SUPPLIED DATA -
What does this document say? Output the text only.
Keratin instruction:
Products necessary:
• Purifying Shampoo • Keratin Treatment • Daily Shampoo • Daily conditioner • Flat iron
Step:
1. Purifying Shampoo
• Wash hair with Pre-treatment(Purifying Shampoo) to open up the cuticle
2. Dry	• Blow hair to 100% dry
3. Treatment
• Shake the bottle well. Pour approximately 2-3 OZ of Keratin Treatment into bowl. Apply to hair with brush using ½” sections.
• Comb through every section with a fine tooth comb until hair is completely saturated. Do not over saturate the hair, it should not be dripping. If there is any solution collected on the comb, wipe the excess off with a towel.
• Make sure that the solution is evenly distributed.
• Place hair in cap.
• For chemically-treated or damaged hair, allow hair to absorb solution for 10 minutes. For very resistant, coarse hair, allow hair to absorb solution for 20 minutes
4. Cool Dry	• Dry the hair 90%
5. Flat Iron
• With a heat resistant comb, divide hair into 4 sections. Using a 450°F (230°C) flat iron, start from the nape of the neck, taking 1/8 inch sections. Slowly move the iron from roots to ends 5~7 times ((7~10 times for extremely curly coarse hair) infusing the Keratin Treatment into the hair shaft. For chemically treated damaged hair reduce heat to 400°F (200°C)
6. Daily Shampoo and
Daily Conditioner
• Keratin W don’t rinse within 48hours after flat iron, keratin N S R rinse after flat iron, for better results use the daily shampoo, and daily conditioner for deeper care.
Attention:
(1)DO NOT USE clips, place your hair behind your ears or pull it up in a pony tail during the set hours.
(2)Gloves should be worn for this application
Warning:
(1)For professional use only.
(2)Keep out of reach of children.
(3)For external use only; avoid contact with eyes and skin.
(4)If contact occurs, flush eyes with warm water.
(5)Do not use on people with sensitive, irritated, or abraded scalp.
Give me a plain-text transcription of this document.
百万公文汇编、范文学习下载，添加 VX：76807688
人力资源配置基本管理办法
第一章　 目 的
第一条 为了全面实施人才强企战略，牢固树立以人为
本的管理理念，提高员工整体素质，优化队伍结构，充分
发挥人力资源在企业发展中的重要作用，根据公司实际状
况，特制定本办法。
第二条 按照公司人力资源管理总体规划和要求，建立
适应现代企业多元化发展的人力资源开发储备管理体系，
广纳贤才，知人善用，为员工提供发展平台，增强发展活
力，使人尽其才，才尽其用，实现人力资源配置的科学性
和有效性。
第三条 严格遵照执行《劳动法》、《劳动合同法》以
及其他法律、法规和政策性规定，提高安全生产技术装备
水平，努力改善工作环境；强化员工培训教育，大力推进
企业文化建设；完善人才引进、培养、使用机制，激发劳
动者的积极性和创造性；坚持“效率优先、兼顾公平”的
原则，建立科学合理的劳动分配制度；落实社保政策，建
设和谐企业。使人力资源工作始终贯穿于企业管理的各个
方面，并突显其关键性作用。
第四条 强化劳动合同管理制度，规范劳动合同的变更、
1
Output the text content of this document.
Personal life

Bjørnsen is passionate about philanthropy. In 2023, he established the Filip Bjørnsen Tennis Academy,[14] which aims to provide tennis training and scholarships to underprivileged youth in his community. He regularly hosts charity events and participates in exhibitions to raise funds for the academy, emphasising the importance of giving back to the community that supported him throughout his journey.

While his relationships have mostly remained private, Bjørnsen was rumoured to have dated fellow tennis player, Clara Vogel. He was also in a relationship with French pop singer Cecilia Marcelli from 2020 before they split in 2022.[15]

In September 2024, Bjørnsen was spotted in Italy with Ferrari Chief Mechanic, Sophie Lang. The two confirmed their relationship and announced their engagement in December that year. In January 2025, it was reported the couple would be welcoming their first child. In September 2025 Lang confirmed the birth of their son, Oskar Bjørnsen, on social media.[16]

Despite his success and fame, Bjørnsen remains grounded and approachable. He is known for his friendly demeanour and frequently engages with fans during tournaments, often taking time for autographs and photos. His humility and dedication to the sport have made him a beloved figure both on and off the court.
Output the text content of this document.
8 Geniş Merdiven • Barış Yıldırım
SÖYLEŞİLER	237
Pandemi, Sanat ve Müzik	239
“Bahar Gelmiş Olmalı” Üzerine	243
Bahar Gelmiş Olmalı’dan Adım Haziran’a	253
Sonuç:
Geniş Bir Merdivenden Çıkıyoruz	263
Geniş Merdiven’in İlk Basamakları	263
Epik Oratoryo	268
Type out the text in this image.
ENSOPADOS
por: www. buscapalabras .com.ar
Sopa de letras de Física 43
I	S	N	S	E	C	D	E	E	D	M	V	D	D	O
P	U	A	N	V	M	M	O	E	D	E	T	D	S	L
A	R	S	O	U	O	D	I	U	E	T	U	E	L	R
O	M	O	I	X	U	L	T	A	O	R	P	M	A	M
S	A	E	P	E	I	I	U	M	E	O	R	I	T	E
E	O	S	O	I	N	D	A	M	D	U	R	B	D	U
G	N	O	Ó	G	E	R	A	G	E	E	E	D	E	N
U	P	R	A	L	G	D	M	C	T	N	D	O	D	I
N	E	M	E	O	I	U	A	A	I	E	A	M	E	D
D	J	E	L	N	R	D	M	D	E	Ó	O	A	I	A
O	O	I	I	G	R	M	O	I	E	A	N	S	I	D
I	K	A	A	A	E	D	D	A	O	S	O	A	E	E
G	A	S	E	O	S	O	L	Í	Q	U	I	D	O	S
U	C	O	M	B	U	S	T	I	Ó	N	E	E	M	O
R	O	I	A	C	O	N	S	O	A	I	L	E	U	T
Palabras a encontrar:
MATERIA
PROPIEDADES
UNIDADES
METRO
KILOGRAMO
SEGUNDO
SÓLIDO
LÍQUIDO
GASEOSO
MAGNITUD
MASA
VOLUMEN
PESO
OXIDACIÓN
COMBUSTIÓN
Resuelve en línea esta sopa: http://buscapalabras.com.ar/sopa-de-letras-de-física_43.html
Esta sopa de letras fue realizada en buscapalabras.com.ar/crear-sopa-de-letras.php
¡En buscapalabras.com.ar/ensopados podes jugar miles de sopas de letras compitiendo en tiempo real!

AIM - Copy down every line of the material above that includes the string "have".

CORRECT RESULT -
While his relationships have mostly remained private, Bjørnsen was rumoured to have dated fellow tennis player, Clara Vogel. He was also in a relationship with French pop singer Cecilia Marcelli from 2020 before they split in 2022.[15]
Despite his success and fame, Bjørnsen remains grounded and approachable. He is known for his friendly demeanour and frequently engages with fans during tournaments, often taking time for autographs and photos. His humility and dedication to the sport have made him a beloved figure both on and off the court.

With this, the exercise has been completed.